--- Start of Extracted data ---

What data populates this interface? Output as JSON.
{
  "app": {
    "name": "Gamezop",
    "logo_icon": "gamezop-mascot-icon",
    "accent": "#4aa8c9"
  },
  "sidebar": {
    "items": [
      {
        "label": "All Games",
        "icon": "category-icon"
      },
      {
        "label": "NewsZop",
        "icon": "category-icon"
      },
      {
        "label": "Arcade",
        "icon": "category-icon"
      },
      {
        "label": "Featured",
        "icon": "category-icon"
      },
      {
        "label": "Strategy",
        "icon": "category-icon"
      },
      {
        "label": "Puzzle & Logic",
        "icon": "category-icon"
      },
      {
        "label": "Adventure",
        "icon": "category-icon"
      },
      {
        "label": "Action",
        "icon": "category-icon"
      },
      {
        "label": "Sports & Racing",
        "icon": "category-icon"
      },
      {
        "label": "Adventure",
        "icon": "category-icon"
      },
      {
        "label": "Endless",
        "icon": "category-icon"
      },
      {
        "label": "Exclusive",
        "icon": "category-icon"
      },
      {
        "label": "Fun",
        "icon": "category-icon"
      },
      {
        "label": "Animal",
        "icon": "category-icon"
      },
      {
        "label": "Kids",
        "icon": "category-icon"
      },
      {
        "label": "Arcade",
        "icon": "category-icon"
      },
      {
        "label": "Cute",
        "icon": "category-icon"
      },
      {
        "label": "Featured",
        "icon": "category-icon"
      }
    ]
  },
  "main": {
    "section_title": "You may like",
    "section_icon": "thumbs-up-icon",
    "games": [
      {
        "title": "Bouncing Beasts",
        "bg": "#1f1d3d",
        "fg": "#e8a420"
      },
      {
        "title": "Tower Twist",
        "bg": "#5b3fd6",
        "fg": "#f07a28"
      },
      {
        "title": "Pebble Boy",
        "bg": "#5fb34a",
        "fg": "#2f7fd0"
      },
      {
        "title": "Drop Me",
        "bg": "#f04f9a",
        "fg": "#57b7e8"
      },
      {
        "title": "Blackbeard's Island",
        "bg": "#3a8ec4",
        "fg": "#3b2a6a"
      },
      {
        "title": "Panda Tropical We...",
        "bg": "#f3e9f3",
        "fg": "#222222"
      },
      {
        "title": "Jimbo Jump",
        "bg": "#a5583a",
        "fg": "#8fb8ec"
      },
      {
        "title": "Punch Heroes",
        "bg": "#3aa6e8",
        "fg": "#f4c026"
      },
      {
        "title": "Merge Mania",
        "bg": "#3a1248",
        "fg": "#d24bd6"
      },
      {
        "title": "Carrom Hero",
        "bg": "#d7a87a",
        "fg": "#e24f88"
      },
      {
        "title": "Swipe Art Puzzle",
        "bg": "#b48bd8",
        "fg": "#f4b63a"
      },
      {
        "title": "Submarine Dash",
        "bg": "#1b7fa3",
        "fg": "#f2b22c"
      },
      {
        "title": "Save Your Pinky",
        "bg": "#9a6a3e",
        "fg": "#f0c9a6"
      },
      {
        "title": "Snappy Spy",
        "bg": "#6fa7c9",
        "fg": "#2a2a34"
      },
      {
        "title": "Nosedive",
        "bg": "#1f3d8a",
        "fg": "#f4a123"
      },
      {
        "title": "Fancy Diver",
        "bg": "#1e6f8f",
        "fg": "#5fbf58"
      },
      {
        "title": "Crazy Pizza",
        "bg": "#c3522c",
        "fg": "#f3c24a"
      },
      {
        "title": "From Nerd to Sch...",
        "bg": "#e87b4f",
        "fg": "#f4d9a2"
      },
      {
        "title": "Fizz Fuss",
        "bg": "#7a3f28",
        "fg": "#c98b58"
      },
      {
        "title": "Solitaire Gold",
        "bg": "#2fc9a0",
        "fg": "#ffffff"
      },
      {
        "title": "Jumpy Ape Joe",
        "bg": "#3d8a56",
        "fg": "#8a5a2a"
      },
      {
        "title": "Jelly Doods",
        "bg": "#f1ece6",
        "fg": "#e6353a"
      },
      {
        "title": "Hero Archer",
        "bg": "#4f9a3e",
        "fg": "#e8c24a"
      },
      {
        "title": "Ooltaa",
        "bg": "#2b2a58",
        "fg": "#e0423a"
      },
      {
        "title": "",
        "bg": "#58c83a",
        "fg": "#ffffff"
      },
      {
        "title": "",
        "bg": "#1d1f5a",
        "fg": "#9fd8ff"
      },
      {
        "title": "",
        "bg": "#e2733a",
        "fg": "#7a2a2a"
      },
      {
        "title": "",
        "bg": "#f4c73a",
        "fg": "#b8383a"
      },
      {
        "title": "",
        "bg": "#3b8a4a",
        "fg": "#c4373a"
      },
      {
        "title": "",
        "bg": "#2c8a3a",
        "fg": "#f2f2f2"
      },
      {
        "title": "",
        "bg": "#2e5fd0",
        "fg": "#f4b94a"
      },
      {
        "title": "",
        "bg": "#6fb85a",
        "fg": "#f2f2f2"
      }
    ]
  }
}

--- End of Extracted data ---

Task description:
Exactly as shown, repeat every record.

Task answer:
What data populates this interface? Output as JSON.
{
  "app": {
    "name": "Gamezop",
    "logo_icon": "gamezop-mascot-icon",
    "accent": "#4aa8c9"
  },
  "sidebar": {
    "items": [
      {
        "label": "All Games",
        "icon": "category-icon"
      },
      {
        "label": "NewsZop",
        "icon": "category-icon"
      },
      {
        "label": "Arcade",
        "icon": "category-icon"
      },
      {
        "label": "Featured",
        "icon": "category-icon"
      },
      {
        "label": "Strategy",
        "icon": "category-icon"
      },
      {
        "label": "Puzzle & Logic",
        "icon": "category-icon"
      },
      {
        "label": "Adventure",
        "icon": "category-icon"
      },
      {
        "label": "Action",
        "icon": "category-icon"
      },
      {
        "label": "Sports & Racing",
        "icon": "category-icon"
      },
      {
        "label": "Adventure",
        "icon": "category-icon"
      },
      {
        "label": "Endless",
        "icon": "category-icon"
      },
      {
        "label": "Exclusive",
        "icon": "category-icon"
      },
      {
        "label": "Fun",
        "icon": "category-icon"
      },
      {
        "label": "Animal",
        "icon": "category-icon"
      },
      {
        "label": "Kids",
        "icon": "category-icon"
      },
      {
        "label": "Arcade",
        "icon": "category-icon"
      },
      {
        "label": "Cute",
        "icon": "category-icon"
      },
      {
        "label": "Featured",
        "icon": "category-icon"
      }
    ]
  },
  "main": {
    "section_title": "You may like",
    "section_icon": "thumbs-up-icon",
    "games": [
      {
        "title": "Bouncing Beasts",
        "bg": "#1f1d3d",
        "fg": "#e8a420"
      },
      {
        "title": "Tower Twist",
        "bg": "#5b3fd6",
        "fg": "#f07a28"
      },
      {
        "title": "Pebble Boy",
        "bg": "#5fb34a",
        "fg": "#2f7fd0"
      },
      {
        "title": "Drop Me",
        "bg": "#f04f9a",
        "fg": "#57b7e8"
      },
      {
        "title": "Blackbeard's Island",
        "bg": "#3a8ec4",
        "fg": "#3b2a6a"
      },
      {
        "title": "Panda Tropical We...",
        "bg": "#f3e9f3",
        "fg": "#222222"
      },
      {
        "title": "Jimbo Jump",
        "bg": "#a5583a",
        "fg": "#8fb8ec"
      },
      {
        "title": "Punch Heroes",
        "bg": "#3aa6e8",
        "fg": "#f4c026"
      },
      {
        "title": "Merge Mania",
        "bg": "#3a1248",
        "fg": "#d24bd6"
      },
      {
        "title": "Carrom Hero",
        "bg": "#d7a87a",
        "fg": "#e24f88"
      },
      {
        "title": "Swipe Art Puzzle",
        "bg": "#b48bd8",
        "fg": "#f4b63a"
      },
      {
        "title": "Submarine Dash",
        "bg": "#1b7fa3",
        "fg": "#f2b22c"
      },
      {
        "title": "Save Your Pinky",
        "bg": "#9a6a3e",
        "fg": "#f0c9a6"
      },
      {
        "title": "Snappy Spy",
        "bg": "#6fa7c9",
        "fg": "#2a2a34"
      },
      {
        "title": "Nosedive",
        "bg": "#1f3d8a",
        "fg": "#f4a123"
      },
      {
        "title": "Fancy Diver",
        "bg": "#1e6f8f",
        "fg": "#5fbf58"
      },
      {
        "title": "Crazy Pizza",
        "bg": "#c3522c",
        "fg": "#f3c24a"
      },
      {
        "title": "From Nerd to Sch...",
        "bg": "#e87b4f",
        "fg": "#f4d9a2"
      },
      {
        "title": "Fizz Fuss",
        "bg": "#7a3f28",
        "fg": "#c98b58"
      },
      {
        "title": "Solitaire Gold",
        "bg": "#2fc9a0",
        "fg": "#ffffff"
      },
      {
        "title": "Jumpy Ape Joe",
        "bg": "#3d8a56",
        "fg": "#8a5a2a"
      },
      {
        "title": "Jelly Doods",
        "bg": "#f1ece6",
        "fg": "#e6353a"
      },
      {
        "title": "Hero Archer",
        "bg": "#4f9a3e",
        "fg": "#e8c24a"
      },
      {
        "title": "Ooltaa",
        "bg": "#2b2a58",
        "fg": "#e0423a"
      },
      {
        "title": "",
        "bg": "#58c83a",
        "fg": "#ffffff"
      },
      {
        "title": "",
        "bg": "#1d1f5a",
        "fg": "#9fd8ff"
      },
      {
        "title": "",
        "bg": "#e2733a",
        "fg": "#7a2a2a"
      },
      {
        "title": "",
        "bg": "#f4c73a",
        "fg": "#b8383a"
      },
      {
        "title": "",
        "bg": "#3b8a4a",
        "fg": "#c4373a"
      },
      {
        "title": "",
        "bg": "#2c8a3a",
        "fg": "#f2f2f2"
      },
      {
        "title": "",
        "bg": "#2e5fd0",
        "fg": "#f4b94a"
      },
      {
        "title": "",
        "bg": "#6fb85a",
        "fg": "#f2f2f2"
      }
    ]
  }
}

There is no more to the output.